EXERCISE:
Go through the data below. Pull out every line that has the word "annotation".

---- DATA RECORDS

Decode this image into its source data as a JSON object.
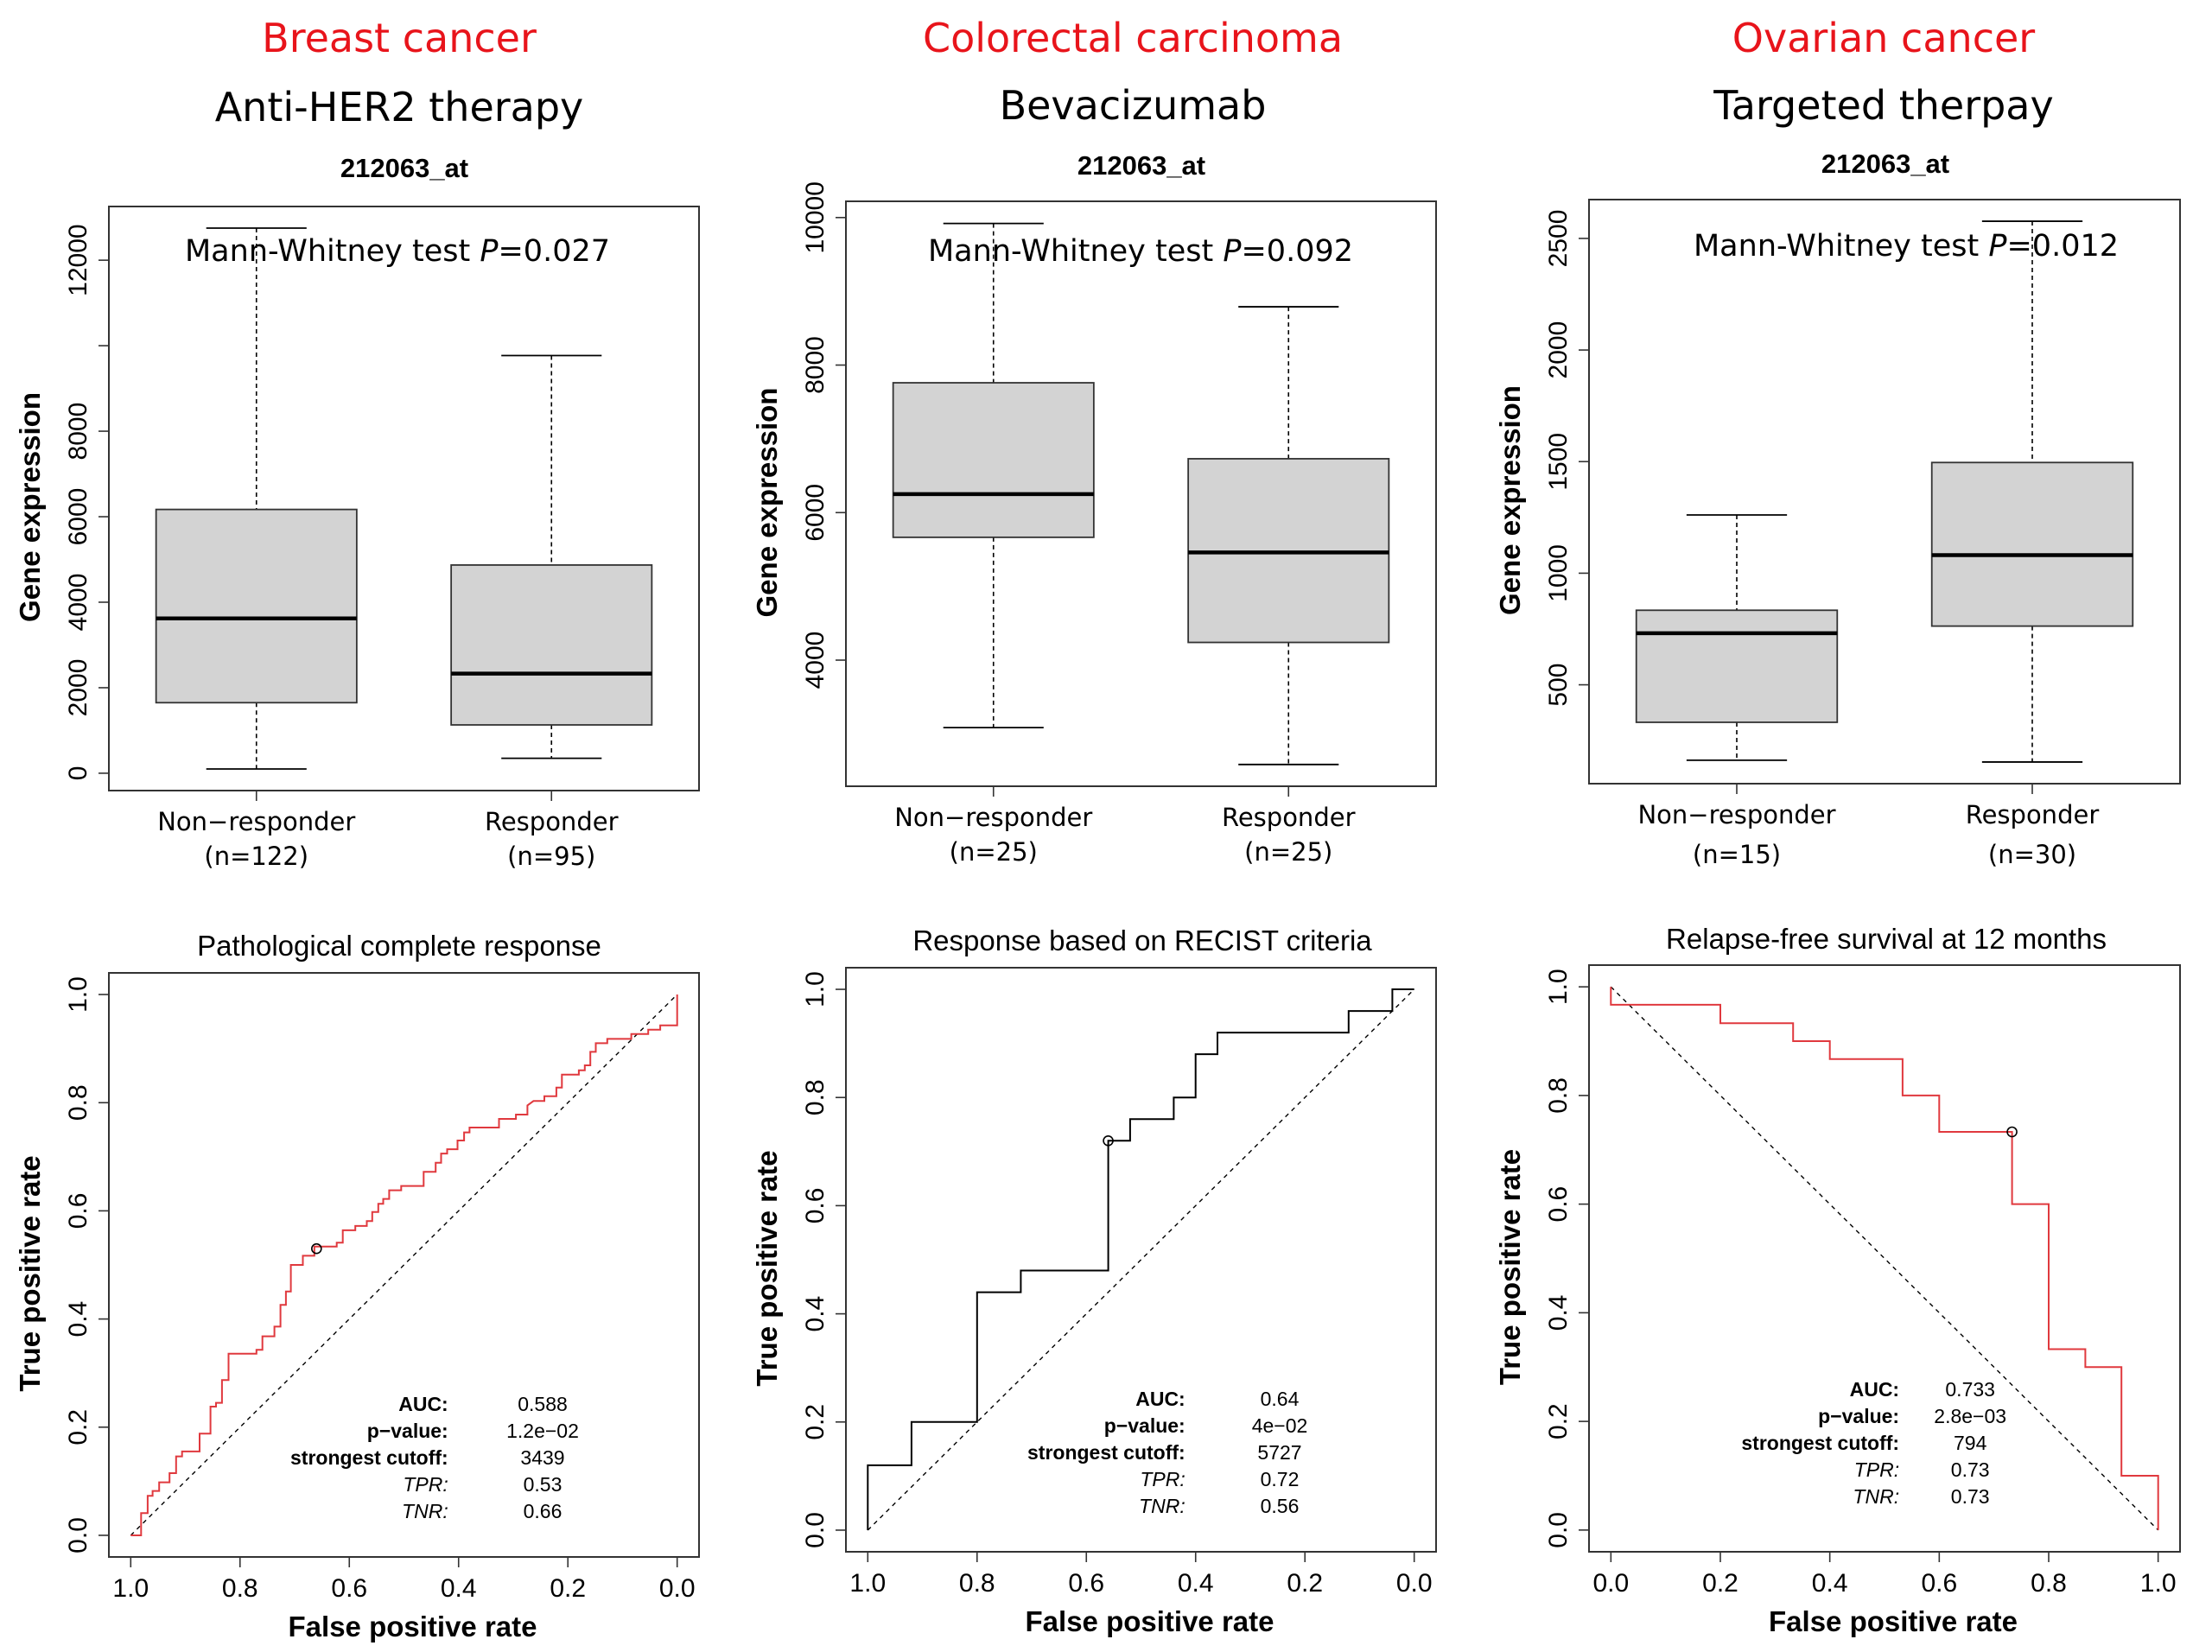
{
  "panels": [
    {
      "cancer_type": "Breast cancer",
      "therapy": "Anti-HER2 therapy",
      "probe": "212063_at",
      "test_label": "Mann-Whitney test",
      "p_label": "P",
      "p_value": "=0.027",
      "roc_title": "Pathological complete response",
      "stats": [
        {
          "label": "AUC:",
          "value": "0.588",
          "italic": false
        },
        {
          "label": "p−value:",
          "value": "1.2e−02",
          "italic": false
        },
        {
          "label": "strongest cutoff:",
          "value": "3439",
          "italic": false
        },
        {
          "label": "TPR:",
          "value": "0.53",
          "italic": true
        },
        {
          "label": "TNR:",
          "value": "0.66",
          "italic": true
        }
      ]
    },
    {
      "cancer_type": "Colorectal carcinoma",
      "therapy": "Bevacizumab",
      "probe": "212063_at",
      "test_label": "Mann-Whitney test",
      "p_label": "P",
      "p_value": "=0.092",
      "roc_title": "Response based on RECIST criteria",
      "stats": [
        {
          "label": "AUC:",
          "value": "0.64",
          "italic": false
        },
        {
          "label": "p−value:",
          "value": "4e−02",
          "italic": false
        },
        {
          "label": "strongest cutoff:",
          "value": "5727",
          "italic": false
        },
        {
          "label": "TPR:",
          "value": "0.72",
          "italic": true
        },
        {
          "label": "TNR:",
          "value": "0.56",
          "italic": true
        }
      ]
    },
    {
      "cancer_type": "Ovarian cancer",
      "therapy": "Targeted therpay",
      "probe": "212063_at",
      "test_label": "Mann-Whitney test",
      "p_label": "P",
      "p_value": "=0.012",
      "roc_title": "Relapse-free survival at 12 months",
      "stats": [
        {
          "label": "AUC:",
          "value": "0.733",
          "italic": false
        },
        {
          "label": "p−value:",
          "value": "2.8e−03",
          "italic": false
        },
        {
          "label": "strongest cutoff:",
          "value": "794",
          "italic": false
        },
        {
          "label": "TPR:",
          "value": "0.73",
          "italic": true
        },
        {
          "label": "TNR:",
          "value": "0.73",
          "italic": true
        }
      ]
    }
  ],
  "colors": {
    "cancer_title": "#e8141b",
    "box_fill": "#d3d3d3",
    "roc_red": "#e0393e",
    "roc_black": "#000000"
  },
  "chart_data": [
    {
      "type": "box",
      "title": "212063_at",
      "ylabel": "Gene expression",
      "categories": [
        "Non−responder",
        "Responder"
      ],
      "category_n": [
        "(n=122)",
        "(n=95)"
      ],
      "yticks": [
        0,
        2000,
        4000,
        6000,
        8000,
        10000,
        12000
      ],
      "ytick_labels": [
        "0",
        "2000",
        "4000",
        "6000",
        "8000",
        "",
        "12000"
      ],
      "ylim": [
        -406,
        13256
      ],
      "boxes": [
        {
          "whisker_low": 100,
          "q1": 1650,
          "median": 3620,
          "q3": 6170,
          "whisker_high": 12750
        },
        {
          "whisker_low": 350,
          "q1": 1130,
          "median": 2330,
          "q3": 4870,
          "whisker_high": 9770
        }
      ],
      "annotation": "Mann-Whitney test P=0.027"
    },
    {
      "type": "box",
      "title": "212063_at",
      "ylabel": "Gene expression",
      "categories": [
        "Non−responder",
        "Responder"
      ],
      "category_n": [
        "(n=25)",
        "(n=25)"
      ],
      "yticks": [
        4000,
        6000,
        8000,
        10000
      ],
      "ytick_labels": [
        "4000",
        "6000",
        "8000",
        "10000"
      ],
      "ylim": [
        2290,
        10220
      ],
      "boxes": [
        {
          "whisker_low": 3085,
          "q1": 5665,
          "median": 6250,
          "q3": 7760,
          "whisker_high": 9920
        },
        {
          "whisker_low": 2585,
          "q1": 4240,
          "median": 5460,
          "q3": 6730,
          "whisker_high": 8790
        }
      ],
      "annotation": "Mann-Whitney test P=0.092"
    },
    {
      "type": "box",
      "title": "212063_at",
      "ylabel": "Gene expression",
      "categories": [
        "Non−responder",
        "Responder"
      ],
      "category_n": [
        "(n=15)",
        "(n=30)"
      ],
      "yticks": [
        500,
        1000,
        1500,
        2000,
        2500
      ],
      "ytick_labels": [
        "500",
        "1000",
        "1500",
        "2000",
        "2500"
      ],
      "ylim": [
        57,
        2674
      ],
      "boxes": [
        {
          "whisker_low": 162,
          "q1": 332,
          "median": 731,
          "q3": 834,
          "whisker_high": 1261
        },
        {
          "whisker_low": 154,
          "q1": 763,
          "median": 1081,
          "q3": 1496,
          "whisker_high": 2577
        }
      ],
      "annotation": "Mann-Whitney test P=0.012"
    },
    {
      "type": "line",
      "title": "Pathological complete response",
      "xlabel": "False positive rate",
      "ylabel": "True positive rate",
      "xlim": [
        1.04,
        -0.04
      ],
      "ylim": [
        -0.04,
        1.04
      ],
      "xticks": [
        1.0,
        0.8,
        0.6,
        0.4,
        0.2,
        0.0
      ],
      "xtick_labels": [
        "1.0",
        "0.8",
        "0.6",
        "0.4",
        "0.2",
        "0.0"
      ],
      "yticks": [
        0.0,
        0.2,
        0.4,
        0.6,
        0.8,
        1.0
      ],
      "ytick_labels": [
        "0.0",
        "0.2",
        "0.4",
        "0.6",
        "0.8",
        "1.0"
      ],
      "line_color": "red",
      "diagonal": [
        [
          1.0,
          0.0
        ],
        [
          0.0,
          1.0
        ]
      ],
      "cutoff_point": [
        0.66,
        0.53
      ],
      "steps": [
        [
          1.0,
          0.0
        ],
        [
          0.981,
          0.0
        ],
        [
          0.981,
          0.041
        ],
        [
          0.969,
          0.041
        ],
        [
          0.969,
          0.073
        ],
        [
          0.96,
          0.073
        ],
        [
          0.96,
          0.082
        ],
        [
          0.948,
          0.082
        ],
        [
          0.948,
          0.098
        ],
        [
          0.929,
          0.098
        ],
        [
          0.929,
          0.115
        ],
        [
          0.917,
          0.115
        ],
        [
          0.917,
          0.146
        ],
        [
          0.906,
          0.146
        ],
        [
          0.906,
          0.155
        ],
        [
          0.874,
          0.155
        ],
        [
          0.874,
          0.188
        ],
        [
          0.854,
          0.188
        ],
        [
          0.854,
          0.238
        ],
        [
          0.844,
          0.238
        ],
        [
          0.844,
          0.245
        ],
        [
          0.833,
          0.245
        ],
        [
          0.833,
          0.287
        ],
        [
          0.821,
          0.287
        ],
        [
          0.821,
          0.336
        ],
        [
          0.77,
          0.336
        ],
        [
          0.77,
          0.343
        ],
        [
          0.759,
          0.343
        ],
        [
          0.759,
          0.368
        ],
        [
          0.737,
          0.368
        ],
        [
          0.737,
          0.386
        ],
        [
          0.726,
          0.386
        ],
        [
          0.726,
          0.426
        ],
        [
          0.716,
          0.426
        ],
        [
          0.716,
          0.451
        ],
        [
          0.707,
          0.451
        ],
        [
          0.707,
          0.5
        ],
        [
          0.685,
          0.5
        ],
        [
          0.685,
          0.517
        ],
        [
          0.664,
          0.517
        ],
        [
          0.664,
          0.534
        ],
        [
          0.623,
          0.534
        ],
        [
          0.623,
          0.541
        ],
        [
          0.612,
          0.541
        ],
        [
          0.612,
          0.564
        ],
        [
          0.589,
          0.564
        ],
        [
          0.589,
          0.572
        ],
        [
          0.568,
          0.572
        ],
        [
          0.568,
          0.581
        ],
        [
          0.558,
          0.581
        ],
        [
          0.558,
          0.598
        ],
        [
          0.547,
          0.598
        ],
        [
          0.547,
          0.613
        ],
        [
          0.538,
          0.613
        ],
        [
          0.538,
          0.622
        ],
        [
          0.527,
          0.622
        ],
        [
          0.527,
          0.638
        ],
        [
          0.505,
          0.638
        ],
        [
          0.505,
          0.646
        ],
        [
          0.464,
          0.646
        ],
        [
          0.464,
          0.672
        ],
        [
          0.442,
          0.672
        ],
        [
          0.442,
          0.689
        ],
        [
          0.432,
          0.689
        ],
        [
          0.432,
          0.706
        ],
        [
          0.421,
          0.706
        ],
        [
          0.421,
          0.714
        ],
        [
          0.402,
          0.714
        ],
        [
          0.402,
          0.73
        ],
        [
          0.39,
          0.73
        ],
        [
          0.39,
          0.745
        ],
        [
          0.38,
          0.745
        ],
        [
          0.38,
          0.754
        ],
        [
          0.326,
          0.754
        ],
        [
          0.326,
          0.77
        ],
        [
          0.295,
          0.77
        ],
        [
          0.295,
          0.778
        ],
        [
          0.274,
          0.778
        ],
        [
          0.274,
          0.795
        ],
        [
          0.263,
          0.803
        ],
        [
          0.243,
          0.803
        ],
        [
          0.243,
          0.812
        ],
        [
          0.221,
          0.812
        ],
        [
          0.221,
          0.828
        ],
        [
          0.211,
          0.828
        ],
        [
          0.211,
          0.852
        ],
        [
          0.18,
          0.852
        ],
        [
          0.18,
          0.86
        ],
        [
          0.169,
          0.86
        ],
        [
          0.169,
          0.869
        ],
        [
          0.159,
          0.869
        ],
        [
          0.159,
          0.894
        ],
        [
          0.149,
          0.894
        ],
        [
          0.149,
          0.91
        ],
        [
          0.128,
          0.91
        ],
        [
          0.128,
          0.918
        ],
        [
          0.084,
          0.918
        ],
        [
          0.084,
          0.927
        ],
        [
          0.053,
          0.927
        ],
        [
          0.053,
          0.935
        ],
        [
          0.031,
          0.935
        ],
        [
          0.031,
          0.943
        ],
        [
          0.0,
          0.943
        ],
        [
          0.0,
          1.0
        ]
      ]
    },
    {
      "type": "line",
      "title": "Response based on RECIST criteria",
      "xlabel": "False positive rate",
      "ylabel": "True positive rate",
      "xlim": [
        1.04,
        -0.04
      ],
      "ylim": [
        -0.04,
        1.04
      ],
      "xticks": [
        1.0,
        0.8,
        0.6,
        0.4,
        0.2,
        0.0
      ],
      "xtick_labels": [
        "1.0",
        "0.8",
        "0.6",
        "0.4",
        "0.2",
        "0.0"
      ],
      "yticks": [
        0.0,
        0.2,
        0.4,
        0.6,
        0.8,
        1.0
      ],
      "ytick_labels": [
        "0.0",
        "0.2",
        "0.4",
        "0.6",
        "0.8",
        "1.0"
      ],
      "line_color": "black",
      "diagonal": [
        [
          1.0,
          0.0
        ],
        [
          0.0,
          1.0
        ]
      ],
      "cutoff_point": [
        0.56,
        0.72
      ],
      "steps": [
        [
          1.0,
          0.0
        ],
        [
          1.0,
          0.12
        ],
        [
          0.92,
          0.12
        ],
        [
          0.92,
          0.2
        ],
        [
          0.8,
          0.2
        ],
        [
          0.8,
          0.44
        ],
        [
          0.72,
          0.44
        ],
        [
          0.72,
          0.48
        ],
        [
          0.56,
          0.48
        ],
        [
          0.56,
          0.72
        ],
        [
          0.52,
          0.72
        ],
        [
          0.52,
          0.76
        ],
        [
          0.44,
          0.76
        ],
        [
          0.44,
          0.8
        ],
        [
          0.4,
          0.8
        ],
        [
          0.4,
          0.88
        ],
        [
          0.36,
          0.88
        ],
        [
          0.36,
          0.92
        ],
        [
          0.12,
          0.92
        ],
        [
          0.12,
          0.96
        ],
        [
          0.04,
          0.96
        ],
        [
          0.04,
          1.0
        ],
        [
          0.0,
          1.0
        ]
      ]
    },
    {
      "type": "line",
      "title": "Relapse-free survival at 12 months",
      "xlabel": "False positive rate",
      "ylabel": "True positive rate",
      "xlim": [
        -0.04,
        1.04
      ],
      "ylim": [
        -0.04,
        1.04
      ],
      "xticks": [
        0.0,
        0.2,
        0.4,
        0.6,
        0.8,
        1.0
      ],
      "xtick_labels": [
        "0.0",
        "0.2",
        "0.4",
        "0.6",
        "0.8",
        "1.0"
      ],
      "yticks": [
        0.0,
        0.2,
        0.4,
        0.6,
        0.8,
        1.0
      ],
      "ytick_labels": [
        "0.0",
        "0.2",
        "0.4",
        "0.6",
        "0.8",
        "1.0"
      ],
      "line_color": "red",
      "diagonal": [
        [
          0.0,
          1.0
        ],
        [
          1.0,
          0.0
        ]
      ],
      "cutoff_point": [
        0.733,
        0.733
      ],
      "steps": [
        [
          0.0,
          1.0
        ],
        [
          0.0,
          0.967
        ],
        [
          0.2,
          0.967
        ],
        [
          0.2,
          0.933
        ],
        [
          0.333,
          0.933
        ],
        [
          0.333,
          0.9
        ],
        [
          0.4,
          0.9
        ],
        [
          0.4,
          0.867
        ],
        [
          0.533,
          0.867
        ],
        [
          0.533,
          0.8
        ],
        [
          0.6,
          0.8
        ],
        [
          0.6,
          0.733
        ],
        [
          0.733,
          0.733
        ],
        [
          0.733,
          0.6
        ],
        [
          0.8,
          0.6
        ],
        [
          0.8,
          0.333
        ],
        [
          0.867,
          0.333
        ],
        [
          0.867,
          0.3
        ],
        [
          0.933,
          0.3
        ],
        [
          0.933,
          0.1
        ],
        [
          1.0,
          0.1
        ],
        [
          1.0,
          0.0
        ]
      ]
    }
  ]
}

--------

EXERCISE RESULT:
      "annotation": "Mann-Whitney test P=0.027"
      "annotation": "Mann-Whitney test P=0.092"
      "annotation": "Mann-Whitney test P=0.012"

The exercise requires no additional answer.